╭─ Given records
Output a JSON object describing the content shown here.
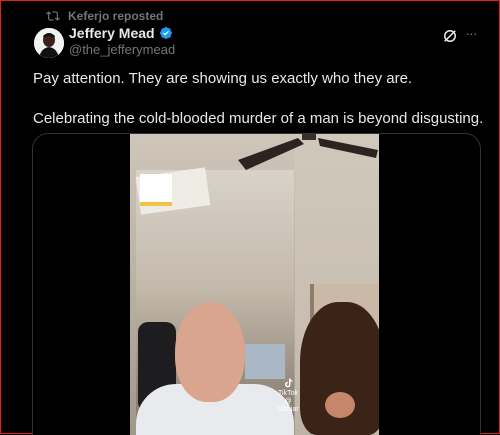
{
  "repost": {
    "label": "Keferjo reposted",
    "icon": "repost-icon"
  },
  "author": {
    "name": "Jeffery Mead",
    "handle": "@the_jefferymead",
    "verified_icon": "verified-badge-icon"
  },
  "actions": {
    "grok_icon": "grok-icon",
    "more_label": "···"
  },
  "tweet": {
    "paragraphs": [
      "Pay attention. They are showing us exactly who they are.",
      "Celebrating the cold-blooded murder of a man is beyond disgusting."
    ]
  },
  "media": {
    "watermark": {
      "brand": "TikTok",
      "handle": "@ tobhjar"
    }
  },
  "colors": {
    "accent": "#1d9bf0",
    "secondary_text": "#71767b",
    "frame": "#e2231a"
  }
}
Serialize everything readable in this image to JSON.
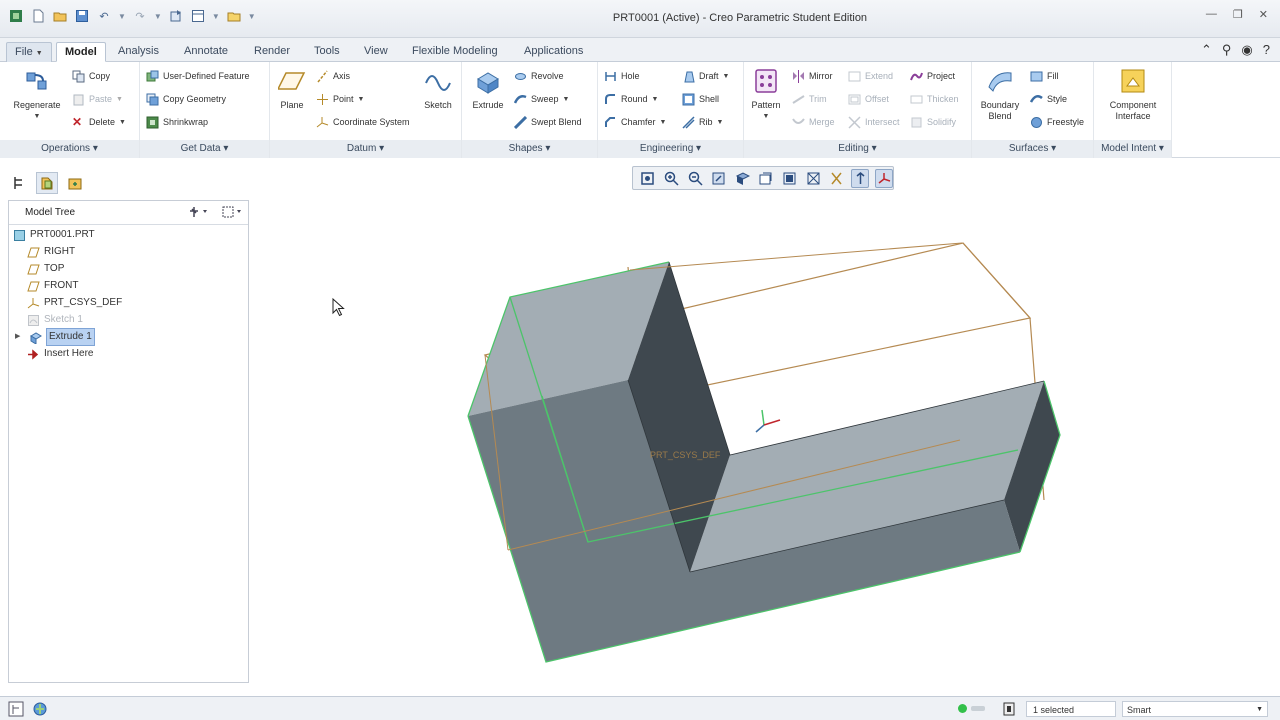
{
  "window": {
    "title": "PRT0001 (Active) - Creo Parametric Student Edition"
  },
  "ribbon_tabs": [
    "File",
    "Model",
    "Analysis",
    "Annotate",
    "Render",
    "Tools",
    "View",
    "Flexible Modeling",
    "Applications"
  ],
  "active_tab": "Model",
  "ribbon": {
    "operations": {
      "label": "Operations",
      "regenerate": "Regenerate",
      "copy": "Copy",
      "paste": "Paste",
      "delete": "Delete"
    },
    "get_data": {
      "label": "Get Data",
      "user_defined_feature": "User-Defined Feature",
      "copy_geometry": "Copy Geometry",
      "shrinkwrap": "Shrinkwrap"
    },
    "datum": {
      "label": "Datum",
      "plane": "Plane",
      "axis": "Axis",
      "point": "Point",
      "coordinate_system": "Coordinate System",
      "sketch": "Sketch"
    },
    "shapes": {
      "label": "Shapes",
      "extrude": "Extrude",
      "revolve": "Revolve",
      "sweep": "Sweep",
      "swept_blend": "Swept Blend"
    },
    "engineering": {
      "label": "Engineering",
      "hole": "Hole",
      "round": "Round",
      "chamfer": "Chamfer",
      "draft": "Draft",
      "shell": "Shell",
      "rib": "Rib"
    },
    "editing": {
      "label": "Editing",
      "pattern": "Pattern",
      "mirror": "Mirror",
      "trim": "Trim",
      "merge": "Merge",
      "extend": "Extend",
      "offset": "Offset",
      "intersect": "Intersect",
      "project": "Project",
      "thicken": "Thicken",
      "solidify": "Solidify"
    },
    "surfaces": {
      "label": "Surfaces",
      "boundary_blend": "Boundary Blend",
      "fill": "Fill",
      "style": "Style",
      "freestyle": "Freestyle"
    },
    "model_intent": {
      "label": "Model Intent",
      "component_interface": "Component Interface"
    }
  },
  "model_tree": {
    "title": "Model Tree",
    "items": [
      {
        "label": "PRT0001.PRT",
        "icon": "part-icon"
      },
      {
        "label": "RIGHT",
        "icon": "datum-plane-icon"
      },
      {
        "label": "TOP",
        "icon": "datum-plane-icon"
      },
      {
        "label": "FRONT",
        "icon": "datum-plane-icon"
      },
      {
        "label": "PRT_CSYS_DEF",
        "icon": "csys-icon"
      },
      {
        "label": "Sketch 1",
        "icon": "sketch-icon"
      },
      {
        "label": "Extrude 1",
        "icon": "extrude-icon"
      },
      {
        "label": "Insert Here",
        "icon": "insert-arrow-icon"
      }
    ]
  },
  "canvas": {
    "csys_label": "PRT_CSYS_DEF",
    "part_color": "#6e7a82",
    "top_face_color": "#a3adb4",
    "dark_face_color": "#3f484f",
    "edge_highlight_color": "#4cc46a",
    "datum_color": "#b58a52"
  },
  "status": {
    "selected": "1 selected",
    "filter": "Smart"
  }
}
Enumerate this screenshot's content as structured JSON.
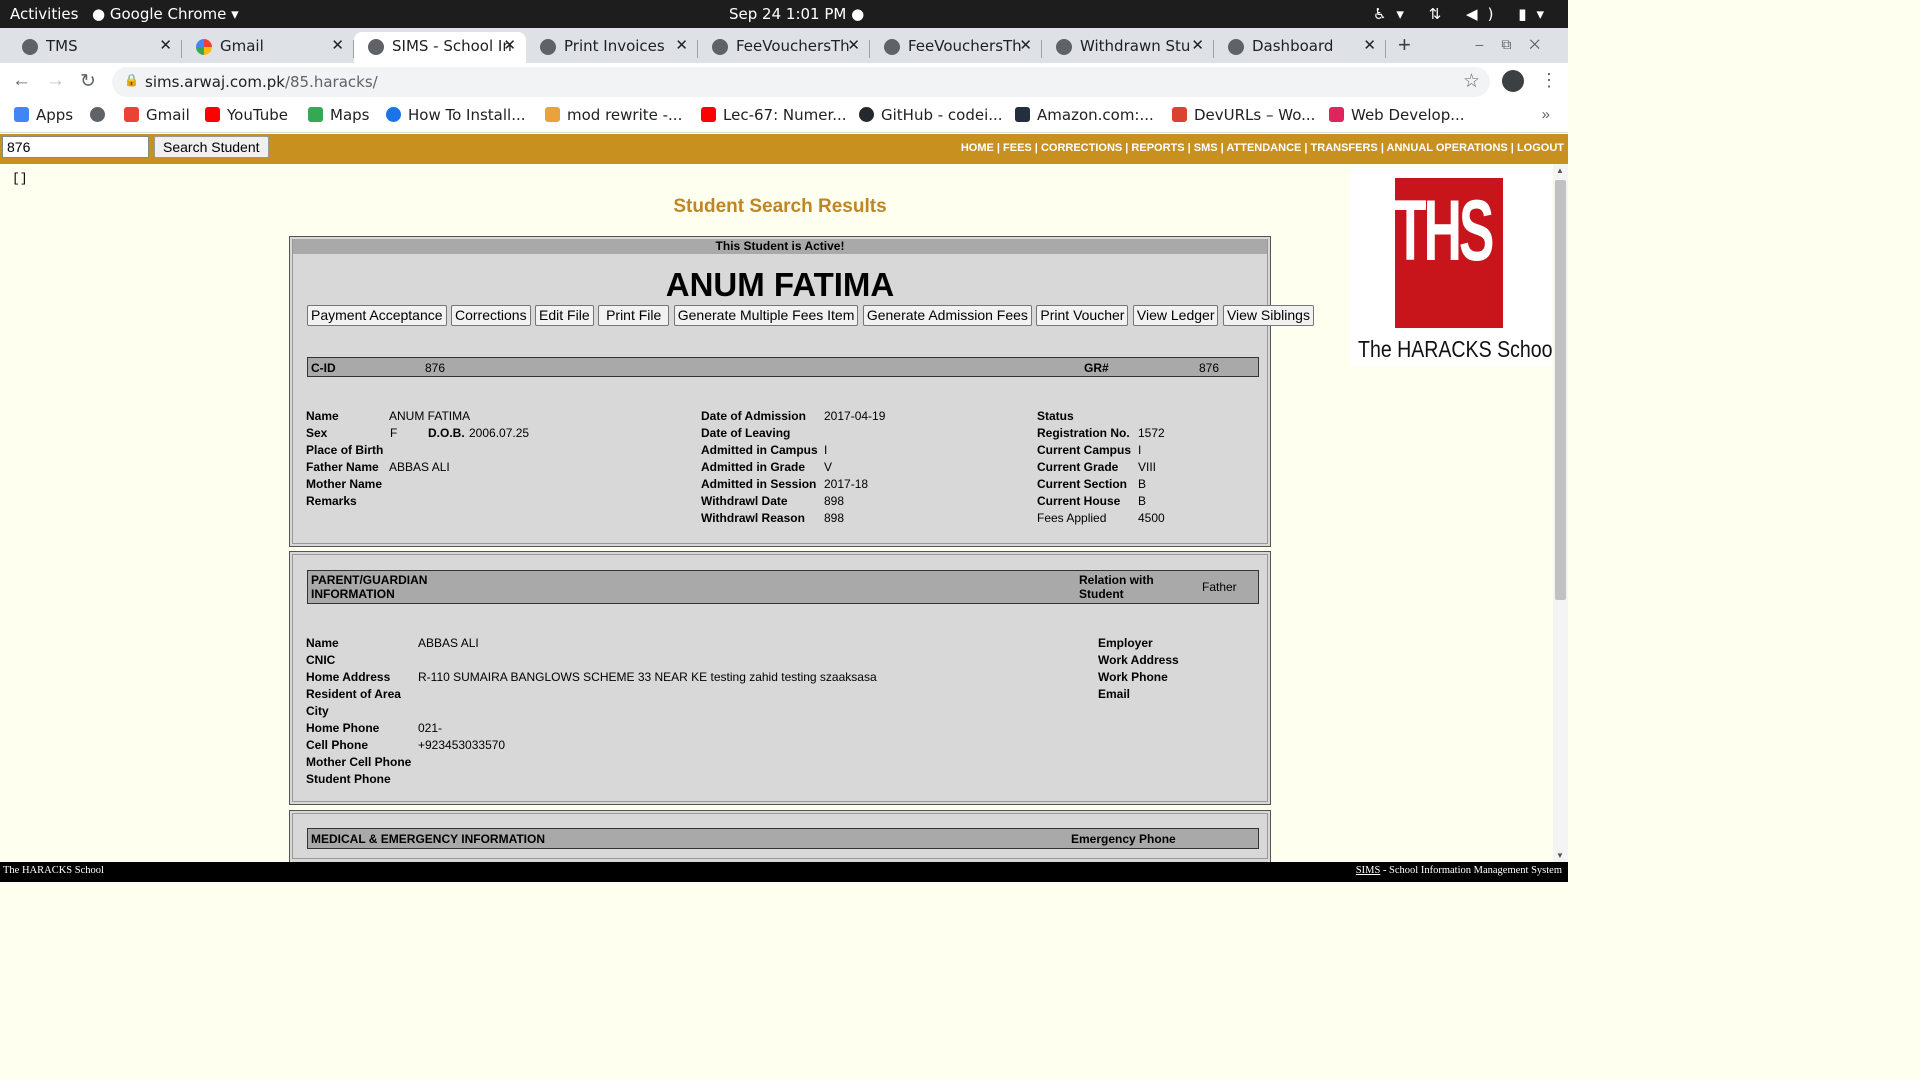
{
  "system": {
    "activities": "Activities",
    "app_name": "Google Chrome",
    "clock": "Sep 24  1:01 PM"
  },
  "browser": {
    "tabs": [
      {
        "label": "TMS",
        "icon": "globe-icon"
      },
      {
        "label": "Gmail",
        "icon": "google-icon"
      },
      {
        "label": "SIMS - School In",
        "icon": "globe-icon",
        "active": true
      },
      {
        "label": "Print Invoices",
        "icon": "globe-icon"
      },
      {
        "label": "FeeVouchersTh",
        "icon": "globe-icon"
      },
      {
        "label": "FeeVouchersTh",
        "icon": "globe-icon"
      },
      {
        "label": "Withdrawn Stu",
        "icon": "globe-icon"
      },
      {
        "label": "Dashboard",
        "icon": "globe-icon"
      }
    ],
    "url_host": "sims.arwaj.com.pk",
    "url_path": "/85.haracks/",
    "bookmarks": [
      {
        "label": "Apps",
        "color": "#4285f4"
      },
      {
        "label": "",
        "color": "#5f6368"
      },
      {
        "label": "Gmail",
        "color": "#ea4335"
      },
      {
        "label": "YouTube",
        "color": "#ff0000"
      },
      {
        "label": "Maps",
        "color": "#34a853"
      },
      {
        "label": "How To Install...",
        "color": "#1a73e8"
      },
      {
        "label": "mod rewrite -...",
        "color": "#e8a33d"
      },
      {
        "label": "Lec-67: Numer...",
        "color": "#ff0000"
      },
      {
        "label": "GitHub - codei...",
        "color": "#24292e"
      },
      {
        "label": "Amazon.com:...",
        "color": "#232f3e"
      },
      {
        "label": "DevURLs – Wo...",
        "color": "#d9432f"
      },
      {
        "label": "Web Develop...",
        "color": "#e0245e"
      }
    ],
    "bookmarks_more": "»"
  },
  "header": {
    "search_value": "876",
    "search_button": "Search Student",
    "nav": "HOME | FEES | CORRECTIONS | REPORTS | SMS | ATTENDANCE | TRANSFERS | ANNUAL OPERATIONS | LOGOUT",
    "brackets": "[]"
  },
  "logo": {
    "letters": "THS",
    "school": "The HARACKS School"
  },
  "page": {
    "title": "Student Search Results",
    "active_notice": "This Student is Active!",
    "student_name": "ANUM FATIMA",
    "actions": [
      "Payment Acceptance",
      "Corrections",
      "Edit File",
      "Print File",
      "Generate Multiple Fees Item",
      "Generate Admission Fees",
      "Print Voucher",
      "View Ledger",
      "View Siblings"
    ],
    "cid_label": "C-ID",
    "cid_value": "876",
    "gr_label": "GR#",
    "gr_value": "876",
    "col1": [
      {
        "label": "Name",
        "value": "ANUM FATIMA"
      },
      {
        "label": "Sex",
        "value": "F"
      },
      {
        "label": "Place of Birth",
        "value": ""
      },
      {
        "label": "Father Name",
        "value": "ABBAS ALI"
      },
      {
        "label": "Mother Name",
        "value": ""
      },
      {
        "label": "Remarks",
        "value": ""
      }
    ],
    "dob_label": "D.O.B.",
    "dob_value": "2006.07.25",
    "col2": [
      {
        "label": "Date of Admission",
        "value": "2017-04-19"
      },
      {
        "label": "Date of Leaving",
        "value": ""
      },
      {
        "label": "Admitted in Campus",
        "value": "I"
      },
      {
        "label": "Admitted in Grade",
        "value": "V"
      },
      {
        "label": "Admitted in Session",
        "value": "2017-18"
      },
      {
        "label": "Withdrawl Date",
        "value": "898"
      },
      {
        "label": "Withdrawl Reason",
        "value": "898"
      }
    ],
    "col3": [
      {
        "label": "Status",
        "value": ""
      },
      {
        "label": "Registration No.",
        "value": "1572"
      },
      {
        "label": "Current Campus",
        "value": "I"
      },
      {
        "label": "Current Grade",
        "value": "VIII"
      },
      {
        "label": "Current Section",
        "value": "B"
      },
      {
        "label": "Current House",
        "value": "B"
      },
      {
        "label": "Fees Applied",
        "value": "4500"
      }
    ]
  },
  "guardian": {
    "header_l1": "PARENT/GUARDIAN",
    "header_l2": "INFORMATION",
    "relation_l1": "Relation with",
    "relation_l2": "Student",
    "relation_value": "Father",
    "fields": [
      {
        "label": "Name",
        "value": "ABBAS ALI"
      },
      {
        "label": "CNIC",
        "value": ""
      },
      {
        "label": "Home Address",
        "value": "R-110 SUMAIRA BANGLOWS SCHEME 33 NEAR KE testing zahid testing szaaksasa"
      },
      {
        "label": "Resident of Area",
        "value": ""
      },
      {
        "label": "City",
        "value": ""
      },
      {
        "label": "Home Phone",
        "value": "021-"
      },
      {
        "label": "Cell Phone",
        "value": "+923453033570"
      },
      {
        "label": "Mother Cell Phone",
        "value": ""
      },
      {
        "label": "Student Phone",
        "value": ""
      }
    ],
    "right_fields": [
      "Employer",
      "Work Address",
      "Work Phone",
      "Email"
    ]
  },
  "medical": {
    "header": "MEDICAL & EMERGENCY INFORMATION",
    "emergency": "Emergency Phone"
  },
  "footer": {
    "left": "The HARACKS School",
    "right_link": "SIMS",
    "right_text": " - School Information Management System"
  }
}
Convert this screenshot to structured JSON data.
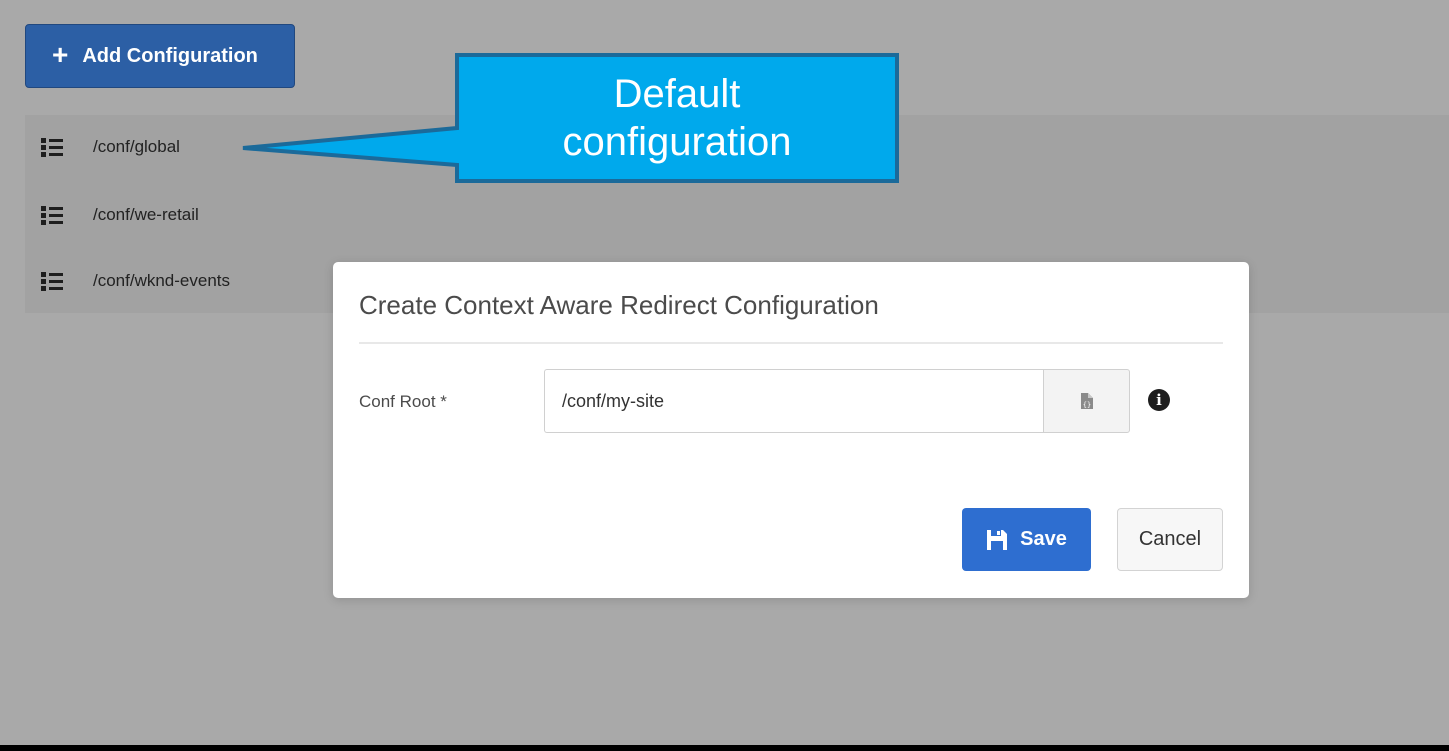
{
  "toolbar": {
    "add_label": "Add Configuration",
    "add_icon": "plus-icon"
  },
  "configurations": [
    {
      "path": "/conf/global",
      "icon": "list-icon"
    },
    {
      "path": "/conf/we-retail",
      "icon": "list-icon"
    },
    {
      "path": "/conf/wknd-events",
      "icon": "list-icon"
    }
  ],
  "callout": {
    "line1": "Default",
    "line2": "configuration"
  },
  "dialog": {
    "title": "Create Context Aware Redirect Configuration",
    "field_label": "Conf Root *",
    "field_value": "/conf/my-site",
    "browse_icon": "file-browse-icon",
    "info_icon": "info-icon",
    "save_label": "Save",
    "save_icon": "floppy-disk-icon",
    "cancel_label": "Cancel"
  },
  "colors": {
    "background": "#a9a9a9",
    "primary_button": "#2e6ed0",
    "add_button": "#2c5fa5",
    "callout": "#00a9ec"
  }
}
╰─
» To be done
From the entries above, extract every line where the word "Blend" appears.

» Answer in full
      "swept_blend": "Swept Blend"
      "boundary_blend": "Boundary Blend",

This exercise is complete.